● **Exercise description**
Here are some records; quote them exactly, leaving out the pictures.

● **Input**
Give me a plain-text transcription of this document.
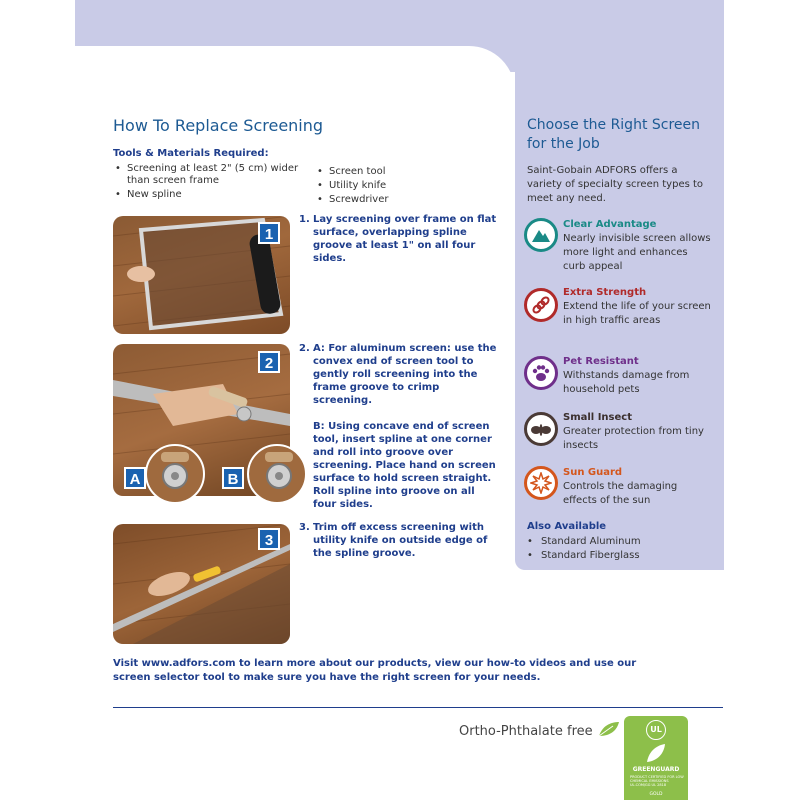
How To Replace Screening
Tools & Materials Required:
• Screening at least 2" (5 cm) wider than screen frame
• New spline
• Screen tool
• Utility knife
• Screwdriver
1
2
A	B
3
1. Lay screening over frame on flat surface, overlapping spline groove at least 1" on all four sides.
2. A: For aluminum screen: use the convex end of screen tool to gently roll screening into the frame groove to crimp screening.
B: Using concave end of screen tool, insert spline at one corner and roll into groove over screening. Place hand on screen surface to hold screen straight. Roll spline into groove on all four sides.
3. Trim off excess screening with utility knife on outside edge of the spline groove.
Choose the Right Screen for the Job
Saint-Gobain ADFORS offers a variety of specialty screen types to meet any need.
Clear Advantage
Nearly invisible screen allows more light and enhances curb appeal
Extra Strength
Extend the life of your screen in high traffic areas
Pet Resistant
Withstands damage from household pets
Small Insect
Greater protection from tiny insects
Sun Guard
Controls the damaging effects of the sun
Also Available
• Standard Aluminum
• Standard Fiberglass
Visit www.adfors.com to learn more about our products, view our how-to videos and use our screen selector tool to make sure you have the right screen for your needs.
Ortho-Phthalate free	UL
GREENGUARD
PRODUCT CERTIFIED FOR LOW CHEMICAL EMISSIONS UL.COM/GG UL 2818
GOLD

● **Full output**
Give me a plain-text transcription of this document.
How To Replace Screening
Tools & Materials Required:
• Screening at least 2" (5 cm) wider than screen frame
• New spline
• Screen tool
• Utility knife
• Screwdriver
1
2
A	B
3
1. Lay screening over frame on flat surface, overlapping spline groove at least 1" on all four sides.
2. A: For aluminum screen: use the convex end of screen tool to gently roll screening into the frame groove to crimp screening.
B: Using concave end of screen tool, insert spline at one corner and roll into groove over screening. Place hand on screen surface to hold screen straight. Roll spline into groove on all four sides.
3. Trim off excess screening with utility knife on outside edge of the spline groove.
Choose the Right Screen for the Job
Saint-Gobain ADFORS offers a variety of specialty screen types to meet any need.
Clear Advantage
Nearly invisible screen allows more light and enhances curb appeal
Extra Strength
Extend the life of your screen in high traffic areas
Pet Resistant
Withstands damage from household pets
Small Insect
Greater protection from tiny insects
Sun Guard
Controls the damaging effects of the sun
Also Available
• Standard Aluminum
• Standard Fiberglass
Visit www.adfors.com to learn more about our products, view our how-to videos and use our screen selector tool to make sure you have the right screen for your needs.
Ortho-Phthalate free	UL
GREENGUARD
PRODUCT CERTIFIED FOR LOW CHEMICAL EMISSIONS UL.COM/GG UL 2818
GOLD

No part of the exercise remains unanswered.